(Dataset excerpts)
————
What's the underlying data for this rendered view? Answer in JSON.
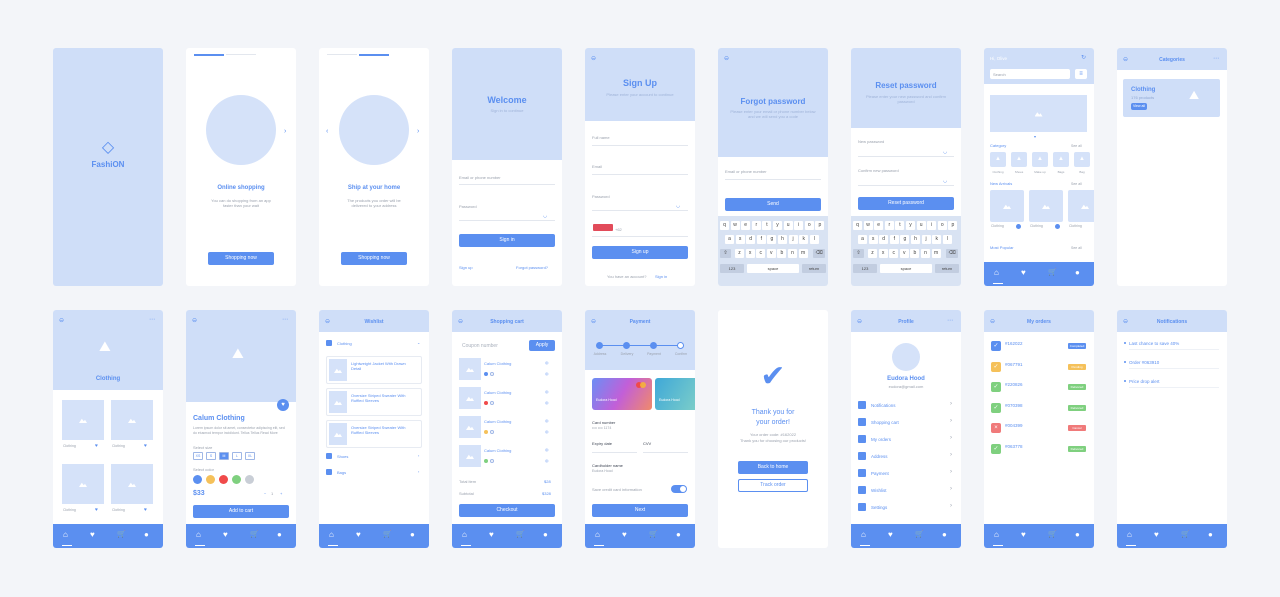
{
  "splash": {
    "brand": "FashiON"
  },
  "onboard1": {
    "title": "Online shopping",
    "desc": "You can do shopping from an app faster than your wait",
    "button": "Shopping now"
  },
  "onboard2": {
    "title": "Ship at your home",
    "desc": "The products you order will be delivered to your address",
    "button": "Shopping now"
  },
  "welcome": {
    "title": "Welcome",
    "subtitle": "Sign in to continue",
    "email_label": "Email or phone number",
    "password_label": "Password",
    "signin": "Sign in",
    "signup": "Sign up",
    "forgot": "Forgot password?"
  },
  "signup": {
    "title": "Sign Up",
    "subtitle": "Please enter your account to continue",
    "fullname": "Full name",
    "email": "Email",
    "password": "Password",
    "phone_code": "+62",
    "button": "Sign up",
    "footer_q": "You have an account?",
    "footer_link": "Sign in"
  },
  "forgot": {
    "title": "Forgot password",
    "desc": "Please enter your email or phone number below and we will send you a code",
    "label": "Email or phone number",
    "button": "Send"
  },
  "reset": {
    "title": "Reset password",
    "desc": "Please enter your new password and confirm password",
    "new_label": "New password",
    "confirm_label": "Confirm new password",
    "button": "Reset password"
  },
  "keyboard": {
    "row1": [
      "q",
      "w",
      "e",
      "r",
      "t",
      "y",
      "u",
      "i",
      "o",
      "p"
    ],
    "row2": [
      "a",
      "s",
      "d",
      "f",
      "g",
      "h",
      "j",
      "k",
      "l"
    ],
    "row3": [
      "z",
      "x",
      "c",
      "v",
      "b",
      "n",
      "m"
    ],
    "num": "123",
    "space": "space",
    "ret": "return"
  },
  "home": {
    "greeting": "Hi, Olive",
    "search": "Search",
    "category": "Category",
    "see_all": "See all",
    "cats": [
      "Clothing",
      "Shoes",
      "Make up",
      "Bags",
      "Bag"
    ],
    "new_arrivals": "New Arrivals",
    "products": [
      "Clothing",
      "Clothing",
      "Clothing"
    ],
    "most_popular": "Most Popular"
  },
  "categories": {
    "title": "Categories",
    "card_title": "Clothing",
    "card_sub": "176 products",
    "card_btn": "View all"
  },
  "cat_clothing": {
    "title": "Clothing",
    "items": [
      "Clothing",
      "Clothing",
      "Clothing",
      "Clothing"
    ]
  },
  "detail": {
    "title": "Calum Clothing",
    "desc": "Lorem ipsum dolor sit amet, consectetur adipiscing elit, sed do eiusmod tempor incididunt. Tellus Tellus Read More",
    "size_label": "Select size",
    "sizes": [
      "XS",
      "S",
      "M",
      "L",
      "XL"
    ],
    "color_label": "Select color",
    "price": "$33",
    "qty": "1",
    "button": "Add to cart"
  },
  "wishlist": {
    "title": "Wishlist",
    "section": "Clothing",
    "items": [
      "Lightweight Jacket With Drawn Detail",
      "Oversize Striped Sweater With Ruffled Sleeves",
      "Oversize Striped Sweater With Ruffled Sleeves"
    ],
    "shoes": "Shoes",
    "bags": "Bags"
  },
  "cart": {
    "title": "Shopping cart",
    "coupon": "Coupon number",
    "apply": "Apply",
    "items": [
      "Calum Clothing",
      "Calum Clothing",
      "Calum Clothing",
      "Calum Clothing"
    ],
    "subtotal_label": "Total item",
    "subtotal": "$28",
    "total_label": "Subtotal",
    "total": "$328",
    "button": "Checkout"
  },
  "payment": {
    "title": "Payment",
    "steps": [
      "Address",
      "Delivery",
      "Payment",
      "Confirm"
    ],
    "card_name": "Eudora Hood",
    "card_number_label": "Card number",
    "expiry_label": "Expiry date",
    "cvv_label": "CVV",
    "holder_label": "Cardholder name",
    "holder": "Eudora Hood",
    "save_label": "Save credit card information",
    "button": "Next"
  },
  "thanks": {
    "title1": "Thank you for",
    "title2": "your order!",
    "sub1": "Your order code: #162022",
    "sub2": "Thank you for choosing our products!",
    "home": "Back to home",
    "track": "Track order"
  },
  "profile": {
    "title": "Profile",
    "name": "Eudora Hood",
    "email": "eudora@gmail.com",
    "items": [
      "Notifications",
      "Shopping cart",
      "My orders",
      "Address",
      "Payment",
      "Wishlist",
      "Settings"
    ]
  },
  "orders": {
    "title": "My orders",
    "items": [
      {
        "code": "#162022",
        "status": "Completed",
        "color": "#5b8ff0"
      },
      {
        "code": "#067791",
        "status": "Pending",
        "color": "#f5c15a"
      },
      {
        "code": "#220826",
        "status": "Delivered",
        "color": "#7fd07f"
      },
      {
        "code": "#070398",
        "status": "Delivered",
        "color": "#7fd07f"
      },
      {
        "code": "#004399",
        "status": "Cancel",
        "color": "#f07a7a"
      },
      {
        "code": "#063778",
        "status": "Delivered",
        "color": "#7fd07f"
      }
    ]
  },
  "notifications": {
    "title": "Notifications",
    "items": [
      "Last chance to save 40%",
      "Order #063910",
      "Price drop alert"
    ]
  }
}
————
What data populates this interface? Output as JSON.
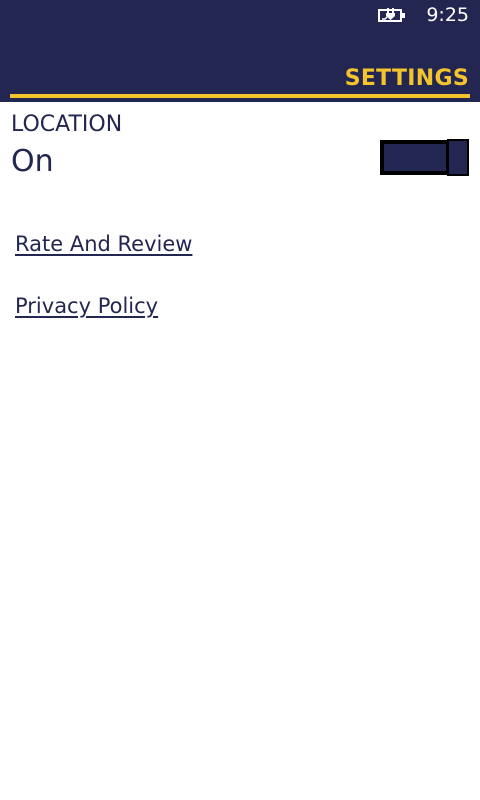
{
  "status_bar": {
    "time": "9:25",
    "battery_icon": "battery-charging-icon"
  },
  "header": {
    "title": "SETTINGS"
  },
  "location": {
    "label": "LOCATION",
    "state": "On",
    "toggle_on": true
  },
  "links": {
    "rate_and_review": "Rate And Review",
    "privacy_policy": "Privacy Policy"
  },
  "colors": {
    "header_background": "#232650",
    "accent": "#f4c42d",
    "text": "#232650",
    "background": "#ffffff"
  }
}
————
> [CHALLENGE] Display every line of the listing that contains the string "Sweater".

> [RESULT OF THE TASK]
      "Oversize Striped Sweater With Ruffled Sleeves",
      "Oversize Striped Sweater With Ruffled Sleeves"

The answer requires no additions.